--- Registros exibidos ---

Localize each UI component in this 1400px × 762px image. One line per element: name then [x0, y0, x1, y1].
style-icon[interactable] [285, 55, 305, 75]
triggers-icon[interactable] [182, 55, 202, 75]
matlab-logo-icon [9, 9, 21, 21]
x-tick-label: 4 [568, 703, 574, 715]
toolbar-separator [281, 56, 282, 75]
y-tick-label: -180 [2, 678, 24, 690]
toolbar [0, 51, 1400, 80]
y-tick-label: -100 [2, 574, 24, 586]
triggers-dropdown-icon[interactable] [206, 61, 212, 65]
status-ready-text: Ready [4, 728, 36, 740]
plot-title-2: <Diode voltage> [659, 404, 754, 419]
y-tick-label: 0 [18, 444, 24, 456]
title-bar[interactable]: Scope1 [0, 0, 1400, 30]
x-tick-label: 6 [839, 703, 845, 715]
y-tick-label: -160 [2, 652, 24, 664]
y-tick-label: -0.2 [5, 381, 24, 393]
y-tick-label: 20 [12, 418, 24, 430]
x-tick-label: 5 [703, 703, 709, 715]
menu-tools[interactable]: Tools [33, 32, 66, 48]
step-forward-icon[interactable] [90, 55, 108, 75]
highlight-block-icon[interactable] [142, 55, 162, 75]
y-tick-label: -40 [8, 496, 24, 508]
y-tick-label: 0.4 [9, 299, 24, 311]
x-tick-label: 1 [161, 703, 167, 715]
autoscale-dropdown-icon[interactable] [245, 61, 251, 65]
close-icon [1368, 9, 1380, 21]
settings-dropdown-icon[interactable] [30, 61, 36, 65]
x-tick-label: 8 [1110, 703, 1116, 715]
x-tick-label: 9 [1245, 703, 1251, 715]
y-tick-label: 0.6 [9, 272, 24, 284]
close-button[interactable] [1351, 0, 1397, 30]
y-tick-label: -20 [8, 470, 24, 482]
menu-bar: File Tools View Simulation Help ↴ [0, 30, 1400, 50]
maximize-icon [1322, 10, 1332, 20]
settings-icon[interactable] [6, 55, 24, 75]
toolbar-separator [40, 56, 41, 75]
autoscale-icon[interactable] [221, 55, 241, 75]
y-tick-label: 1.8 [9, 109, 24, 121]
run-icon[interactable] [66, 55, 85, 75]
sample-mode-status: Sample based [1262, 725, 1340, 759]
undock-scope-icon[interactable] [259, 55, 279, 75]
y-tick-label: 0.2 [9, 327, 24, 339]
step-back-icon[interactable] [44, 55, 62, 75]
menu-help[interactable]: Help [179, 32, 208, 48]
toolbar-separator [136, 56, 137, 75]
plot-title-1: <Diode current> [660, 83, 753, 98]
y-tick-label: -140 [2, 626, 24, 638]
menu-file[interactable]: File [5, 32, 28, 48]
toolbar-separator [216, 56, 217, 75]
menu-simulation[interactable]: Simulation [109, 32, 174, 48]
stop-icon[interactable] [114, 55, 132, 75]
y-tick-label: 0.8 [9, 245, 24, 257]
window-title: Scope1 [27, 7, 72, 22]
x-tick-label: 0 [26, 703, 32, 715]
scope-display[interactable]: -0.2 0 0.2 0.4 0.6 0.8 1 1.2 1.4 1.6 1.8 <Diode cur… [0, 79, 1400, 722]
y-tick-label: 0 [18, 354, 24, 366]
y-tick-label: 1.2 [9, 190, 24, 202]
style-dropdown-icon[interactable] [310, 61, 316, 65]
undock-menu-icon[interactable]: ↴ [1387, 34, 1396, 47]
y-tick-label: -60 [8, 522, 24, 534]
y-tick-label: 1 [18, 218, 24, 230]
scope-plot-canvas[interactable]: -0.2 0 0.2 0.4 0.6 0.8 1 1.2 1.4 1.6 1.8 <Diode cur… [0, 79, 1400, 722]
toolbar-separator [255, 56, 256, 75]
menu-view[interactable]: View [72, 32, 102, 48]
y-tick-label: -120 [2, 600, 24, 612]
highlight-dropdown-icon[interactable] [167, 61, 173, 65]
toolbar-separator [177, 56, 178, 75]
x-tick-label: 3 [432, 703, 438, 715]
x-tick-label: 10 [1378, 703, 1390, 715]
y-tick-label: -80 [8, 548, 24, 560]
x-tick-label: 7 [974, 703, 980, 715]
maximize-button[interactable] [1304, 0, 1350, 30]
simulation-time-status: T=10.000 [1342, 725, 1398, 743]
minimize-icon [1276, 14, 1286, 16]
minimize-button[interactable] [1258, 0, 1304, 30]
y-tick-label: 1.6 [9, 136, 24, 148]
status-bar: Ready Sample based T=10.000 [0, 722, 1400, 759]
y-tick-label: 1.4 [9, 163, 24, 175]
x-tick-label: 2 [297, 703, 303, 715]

---

Converta todas as linhas dos registros acima em uma lista numerada, omitindo as linhas em branco.

> [Solução da tarefa]
1. Localize each UI component in this 1400px × 762px image. One line per element: name then [x0, y0, x1, y1].
2. style-icon[interactable] [285, 55, 305, 75]
3. triggers-icon[interactable] [182, 55, 202, 75]
4. matlab-logo-icon [9, 9, 21, 21]
5. x-tick-label: 4 [568, 703, 574, 715]
6. toolbar-separator [281, 56, 282, 75]
7. y-tick-label: -180 [2, 678, 24, 690]
8. toolbar [0, 51, 1400, 80]
9. y-tick-label: -100 [2, 574, 24, 586]
10. triggers-dropdown-icon[interactable] [206, 61, 212, 65]
11. status-ready-text: Ready [4, 728, 36, 740]
12. plot-title-2: <Diode voltage> [659, 404, 754, 419]
13. y-tick-label: 0 [18, 444, 24, 456]
14. title-bar[interactable]: Scope1 [0, 0, 1400, 30]
15. x-tick-label: 6 [839, 703, 845, 715]
16. y-tick-label: -160 [2, 652, 24, 664]
17. y-tick-label: -0.2 [5, 381, 24, 393]
18. y-tick-label: 20 [12, 418, 24, 430]
19. x-tick-label: 5 [703, 703, 709, 715]
20. menu-tools[interactable]: Tools [33, 32, 66, 48]
21. step-forward-icon[interactable] [90, 55, 108, 75]
22. highlight-block-icon[interactable] [142, 55, 162, 75]
23. y-tick-label: -40 [8, 496, 24, 508]
24. y-tick-label: 0.4 [9, 299, 24, 311]
25. x-tick-label: 1 [161, 703, 167, 715]
26. autoscale-dropdown-icon[interactable] [245, 61, 251, 65]
27. close-icon [1368, 9, 1380, 21]
28. settings-dropdown-icon[interactable] [30, 61, 36, 65]
29. x-tick-label: 8 [1110, 703, 1116, 715]
30. x-tick-label: 9 [1245, 703, 1251, 715]
31. y-tick-label: 0.6 [9, 272, 24, 284]
32. close-button[interactable] [1351, 0, 1397, 30]
33. y-tick-label: -20 [8, 470, 24, 482]
34. menu-bar: File Tools View Simulation Help ↴ [0, 30, 1400, 50]
35. maximize-icon [1322, 10, 1332, 20]
36. settings-icon[interactable] [6, 55, 24, 75]
37. toolbar-separator [40, 56, 41, 75]
38. autoscale-icon[interactable] [221, 55, 241, 75]
39. y-tick-label: 1.8 [9, 109, 24, 121]
40. run-icon[interactable] [66, 55, 85, 75]
41. sample-mode-status: Sample based [1262, 725, 1340, 759]
42. undock-scope-icon[interactable] [259, 55, 279, 75]
43. y-tick-label: 0.2 [9, 327, 24, 339]
44. step-back-icon[interactable] [44, 55, 62, 75]
45. menu-help[interactable]: Help [179, 32, 208, 48]
46. toolbar-separator [136, 56, 137, 75]
47. plot-title-1: <Diode current> [660, 83, 753, 98]
48. y-tick-label: -140 [2, 626, 24, 638]
49. menu-file[interactable]: File [5, 32, 28, 48]
50. toolbar-separator [216, 56, 217, 75]
51. menu-simulation[interactable]: Simulation [109, 32, 174, 48]
52. stop-icon[interactable] [114, 55, 132, 75]
53. y-tick-label: 0.8 [9, 245, 24, 257]
54. window-title: Scope1 [27, 7, 72, 22]
55. x-tick-label: 0 [26, 703, 32, 715]
56. scope-display[interactable]: -0.2 0 0.2 0.4 0.6 0.8 1 1.2 1.4 1.6 1.8 <Diode cur… [0, 79, 1400, 722]
57. y-tick-label: 0 [18, 354, 24, 366]
58. y-tick-label: 1.2 [9, 190, 24, 202]
59. style-dropdown-icon[interactable] [310, 61, 316, 65]
60. undock-menu-icon[interactable]: ↴ [1387, 34, 1396, 47]
61. y-tick-label: -60 [8, 522, 24, 534]
62. y-tick-label: 1 [18, 218, 24, 230]
63. scope-plot-canvas[interactable]: -0.2 0 0.2 0.4 0.6 0.8 1 1.2 1.4 1.6 1.8 <Diode cur… [0, 79, 1400, 722]
64. toolbar-separator [255, 56, 256, 75]
65. menu-view[interactable]: View [72, 32, 102, 48]
66. y-tick-label: -120 [2, 600, 24, 612]
67. highlight-dropdown-icon[interactable] [167, 61, 173, 65]
68. toolbar-separator [177, 56, 178, 75]
69. x-tick-label: 3 [432, 703, 438, 715]
70. x-tick-label: 10 [1378, 703, 1390, 715]
71. y-tick-label: -80 [8, 548, 24, 560]
72. x-tick-label: 7 [974, 703, 980, 715]
73. maximize-button[interactable] [1304, 0, 1350, 30]
74. simulation-time-status: T=10.000 [1342, 725, 1398, 743]
75. minimize-icon [1276, 14, 1286, 16]
76. minimize-button[interactable] [1258, 0, 1304, 30]
77. y-tick-label: 1.6 [9, 136, 24, 148]
78. status-bar: Ready Sample based T=10.000 [0, 722, 1400, 759]
79. y-tick-label: 1.4 [9, 163, 24, 175]
80. x-tick-label: 2 [297, 703, 303, 715]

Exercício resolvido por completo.